Written task
Convert every line of the material below into a Markdown table with two columns, Row and Material line, numbering each row and leaving out any blank lines.

Element and box listings
===============

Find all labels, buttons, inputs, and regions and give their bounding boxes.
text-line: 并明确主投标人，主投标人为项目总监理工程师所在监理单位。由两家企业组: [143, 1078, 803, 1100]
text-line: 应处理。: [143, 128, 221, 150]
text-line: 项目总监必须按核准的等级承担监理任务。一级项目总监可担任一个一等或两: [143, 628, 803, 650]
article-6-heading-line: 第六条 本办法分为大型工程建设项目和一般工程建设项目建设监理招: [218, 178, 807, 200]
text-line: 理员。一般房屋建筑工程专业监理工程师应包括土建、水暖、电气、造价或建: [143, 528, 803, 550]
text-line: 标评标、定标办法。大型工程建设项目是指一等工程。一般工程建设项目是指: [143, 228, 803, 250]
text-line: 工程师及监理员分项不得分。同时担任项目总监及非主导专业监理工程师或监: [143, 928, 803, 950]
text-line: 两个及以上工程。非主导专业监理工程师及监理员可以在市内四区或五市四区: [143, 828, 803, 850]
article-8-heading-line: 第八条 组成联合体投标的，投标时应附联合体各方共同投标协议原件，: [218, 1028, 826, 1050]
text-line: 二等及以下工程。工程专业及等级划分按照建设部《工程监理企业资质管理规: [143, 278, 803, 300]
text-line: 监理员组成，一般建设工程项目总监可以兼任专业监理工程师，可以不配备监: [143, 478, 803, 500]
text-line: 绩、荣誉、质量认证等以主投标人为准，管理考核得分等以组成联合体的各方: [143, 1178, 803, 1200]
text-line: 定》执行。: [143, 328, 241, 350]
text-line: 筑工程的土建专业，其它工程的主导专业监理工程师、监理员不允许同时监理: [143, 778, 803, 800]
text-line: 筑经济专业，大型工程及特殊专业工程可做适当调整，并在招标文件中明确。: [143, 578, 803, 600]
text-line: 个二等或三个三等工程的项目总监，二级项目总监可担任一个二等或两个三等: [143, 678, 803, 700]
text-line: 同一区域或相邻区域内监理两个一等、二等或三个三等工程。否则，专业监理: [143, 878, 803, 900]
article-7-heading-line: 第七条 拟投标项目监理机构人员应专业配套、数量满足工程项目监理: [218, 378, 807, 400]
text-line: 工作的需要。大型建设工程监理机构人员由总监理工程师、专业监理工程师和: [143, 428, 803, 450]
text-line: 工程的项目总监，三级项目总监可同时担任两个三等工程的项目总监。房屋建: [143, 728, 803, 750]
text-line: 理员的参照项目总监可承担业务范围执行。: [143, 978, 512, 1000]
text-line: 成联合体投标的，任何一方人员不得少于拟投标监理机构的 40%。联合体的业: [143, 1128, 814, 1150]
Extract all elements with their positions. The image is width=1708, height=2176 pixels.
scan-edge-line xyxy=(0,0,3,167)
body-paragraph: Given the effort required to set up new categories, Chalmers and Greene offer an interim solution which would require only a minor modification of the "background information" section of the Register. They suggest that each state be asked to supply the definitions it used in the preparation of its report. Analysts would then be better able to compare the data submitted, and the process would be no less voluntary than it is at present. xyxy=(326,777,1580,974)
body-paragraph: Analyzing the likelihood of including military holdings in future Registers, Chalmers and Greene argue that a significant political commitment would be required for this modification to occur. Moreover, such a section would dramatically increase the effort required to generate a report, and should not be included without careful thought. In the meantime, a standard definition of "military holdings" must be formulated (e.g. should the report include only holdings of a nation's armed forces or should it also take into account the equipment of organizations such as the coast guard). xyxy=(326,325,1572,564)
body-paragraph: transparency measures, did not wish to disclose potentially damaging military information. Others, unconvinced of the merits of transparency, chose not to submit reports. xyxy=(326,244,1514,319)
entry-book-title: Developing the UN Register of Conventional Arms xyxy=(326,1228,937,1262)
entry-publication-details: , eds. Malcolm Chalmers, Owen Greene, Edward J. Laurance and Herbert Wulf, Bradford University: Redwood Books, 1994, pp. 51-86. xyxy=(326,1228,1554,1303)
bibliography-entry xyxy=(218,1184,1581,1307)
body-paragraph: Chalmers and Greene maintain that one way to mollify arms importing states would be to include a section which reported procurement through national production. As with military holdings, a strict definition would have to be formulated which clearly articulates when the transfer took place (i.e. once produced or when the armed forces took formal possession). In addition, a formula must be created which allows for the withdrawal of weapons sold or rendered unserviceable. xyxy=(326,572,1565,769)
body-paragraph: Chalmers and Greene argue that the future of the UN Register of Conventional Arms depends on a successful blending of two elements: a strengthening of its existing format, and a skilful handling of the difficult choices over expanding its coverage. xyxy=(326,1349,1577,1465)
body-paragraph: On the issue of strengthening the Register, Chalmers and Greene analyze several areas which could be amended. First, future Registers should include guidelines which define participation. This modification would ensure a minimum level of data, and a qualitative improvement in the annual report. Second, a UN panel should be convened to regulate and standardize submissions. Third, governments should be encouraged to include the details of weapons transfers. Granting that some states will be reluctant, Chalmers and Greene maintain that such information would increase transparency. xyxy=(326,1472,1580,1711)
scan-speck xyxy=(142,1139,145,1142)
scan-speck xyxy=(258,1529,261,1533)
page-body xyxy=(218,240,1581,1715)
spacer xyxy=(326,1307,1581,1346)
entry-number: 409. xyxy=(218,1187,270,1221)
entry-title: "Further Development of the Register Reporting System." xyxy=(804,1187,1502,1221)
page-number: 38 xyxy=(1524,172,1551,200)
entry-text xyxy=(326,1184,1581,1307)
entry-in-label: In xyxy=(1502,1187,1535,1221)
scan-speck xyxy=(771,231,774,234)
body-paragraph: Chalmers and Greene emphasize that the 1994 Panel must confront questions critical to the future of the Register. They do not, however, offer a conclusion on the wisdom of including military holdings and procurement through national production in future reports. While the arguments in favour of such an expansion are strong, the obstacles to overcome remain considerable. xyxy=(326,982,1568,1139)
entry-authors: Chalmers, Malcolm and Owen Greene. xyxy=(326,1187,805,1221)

===============

Answer to this exercise
| Row | Material line |
|---|---|
| 1 | Find all labels, buttons, inputs, and regions and give their bounding boxes. |
| 2 | text-line: 并明确主投标人，主投标人为项目总监理工程师所在监理单位。由两家企业组: [143, 1078, 803, 1100] |
| 3 | text-line: 应处理。: [143, 128, 221, 150] |
| 4 | text-line: 项目总监必须按核准的等级承担监理任务。一级项目总监可担任一个一等或两: [143, 628, 803, 650] |
| 5 | article-6-heading-line: 第六条 本办法分为大型工程建设项目和一般工程建设项目建设监理招: [218, 178, 807, 200] |
| 6 | text-line: 理员。一般房屋建筑工程专业监理工程师应包括土建、水暖、电气、造价或建: [143, 528, 803, 550] |
| 7 | text-line: 标评标、定标办法。大型工程建设项目是指一等工程。一般工程建设项目是指: [143, 228, 803, 250] |
| 8 | text-line: 工程师及监理员分项不得分。同时担任项目总监及非主导专业监理工程师或监: [143, 928, 803, 950] |
| 9 | text-line: 两个及以上工程。非主导专业监理工程师及监理员可以在市内四区或五市四区: [143, 828, 803, 850] |
| 10 | article-8-heading-line: 第八条 组成联合体投标的，投标时应附联合体各方共同投标协议原件，: [218, 1028, 826, 1050] |
| 11 | text-line: 二等及以下工程。工程专业及等级划分按照建设部《工程监理企业资质管理规: [143, 278, 803, 300] |
| 12 | text-line: 监理员组成，一般建设工程项目总监可以兼任专业监理工程师，可以不配备监: [143, 478, 803, 500] |
| 13 | text-line: 绩、荣誉、质量认证等以主投标人为准，管理考核得分等以组成联合体的各方: [143, 1178, 803, 1200] |
| 14 | text-line: 定》执行。: [143, 328, 241, 350] |
| 15 | text-line: 筑工程的土建专业，其它工程的主导专业监理工程师、监理员不允许同时监理: [143, 778, 803, 800] |
| 16 | text-line: 筑经济专业，大型工程及特殊专业工程可做适当调整，并在招标文件中明确。: [143, 578, 803, 600] |
| 17 | text-line: 个二等或三个三等工程的项目总监，二级项目总监可担任一个二等或两个三等: [143, 678, 803, 700] |
| 18 | text-line: 同一区域或相邻区域内监理两个一等、二等或三个三等工程。否则，专业监理: [143, 878, 803, 900] |
| 19 | article-7-heading-line: 第七条 拟投标项目监理机构人员应专业配套、数量满足工程项目监理: [218, 378, 807, 400] |
| 20 | text-line: 工作的需要。大型建设工程监理机构人员由总监理工程师、专业监理工程师和: [143, 428, 803, 450] |
| 21 | text-line: 工程的项目总监，三级项目总监可同时担任两个三等工程的项目总监。房屋建: [143, 728, 803, 750] |
| 22 | text-line: 理员的参照项目总监可承担业务范围执行。: [143, 978, 512, 1000] |
| 23 | text-line: 成联合体投标的，任何一方人员不得少于拟投标监理机构的 40%。联合体的业: [143, 1128, 814, 1150] |
| 24 | Extract all elements with their positions. The image is width=1708, height=2176 pixels. |
| 25 | scan-edge-line xyxy=(0,0,3,167) |
| 26 | body-paragraph: Given the effort required to set up new categories, Chalmers and Greene offer an interim solution which would require only a minor modification of the "background information" section of the Register. They suggest that each state be asked to supply the definitions it used in the preparation of its report. Analysts would then be better able to compare the data submitted, and the process would be no less voluntary than it is at present. xyxy=(326,777,1580,974) |
| 27 | body-paragraph: Analyzing the likelihood of including military holdings in future Registers, Chalmers and Greene argue that a significant political commitment would be required for this modification to occur. Moreover, such a section would dramatically increase the effort required to generate a report, and should not be included without careful thought. In the meantime, a standard definition of "military holdings" must be formulated (e.g. should the report include only holdings of a nation's armed forces or should it also take into account the equipment of organizations such as the coast guard). xyxy=(326,325,1572,564) |
| 28 | body-paragraph: transparency measures, did not wish to disclose potentially damaging military information. Others, unconvinced of the merits of transparency, chose not to submit reports. xyxy=(326,244,1514,319) |
| 29 | entry-book-title: Developing the UN Register of Conventional Arms xyxy=(326,1228,937,1262) |
| 30 | entry-publication-details: , eds. Malcolm Chalmers, Owen Greene, Edward J. Laurance and Herbert Wulf, Bradford University: Redwood Books, 1994, pp. 51-86. xyxy=(326,1228,1554,1303) |
| 31 | bibliography-entry xyxy=(218,1184,1581,1307) |
| 32 | body-paragraph: Chalmers and Greene maintain that one way to mollify arms importing states would be to include a section which reported procurement through national production. As with military holdings, a strict definition would have to be formulated which clearly articulates when the transfer took place (i.e. once produced or when the armed forces took formal possession). In addition, a formula must be created which allows for the withdrawal of weapons sold or rendered unserviceable. xyxy=(326,572,1565,769) |
| 33 | body-paragraph: Chalmers and Greene argue that the future of the UN Register of Conventional Arms depends on a successful blending of two elements: a strengthening of its existing format, and a skilful handling of the difficult choices over expanding its coverage. xyxy=(326,1349,1577,1465) |
| 34 | body-paragraph: On the issue of strengthening the Register, Chalmers and Greene analyze several areas which could be amended. First, future Registers should include guidelines which define participation. This modification would ensure a minimum level of data, and a qualitative improvement in the annual report. Second, a UN panel should be convened to regulate and standardize submissions. Third, governments should be encouraged to include the details of weapons transfers. Granting that some states will be reluctant, Chalmers and Greene maintain that such information would increase transparency. xyxy=(326,1472,1580,1711) |
| 35 | scan-speck xyxy=(142,1139,145,1142) |
| 36 | scan-speck xyxy=(258,1529,261,1533) |
| 37 | page-body xyxy=(218,240,1581,1715) |
| 38 | spacer xyxy=(326,1307,1581,1346) |
| 39 | entry-number: 409. xyxy=(218,1187,270,1221) |
| 40 | entry-title: "Further Development of the Register Reporting System." xyxy=(804,1187,1502,1221) |
| 41 | page-number: 38 xyxy=(1524,172,1551,200) |
| 42 | entry-text xyxy=(326,1184,1581,1307) |
| 43 | entry-in-label: In xyxy=(1502,1187,1535,1221) |
| 44 | scan-speck xyxy=(771,231,774,234) |
| 45 | body-paragraph: Chalmers and Greene emphasize that the 1994 Panel must confront questions critical to the future of the Register. They do not, however, offer a conclusion on the wisdom of including military holdings and procurement through national production in future reports. While the arguments in favour of such an expansion are strong, the obstacles to overcome remain considerable. xyxy=(326,982,1568,1139) |
| 46 | entry-authors: Chalmers, Malcolm and Owen Greene. xyxy=(326,1187,805,1221) |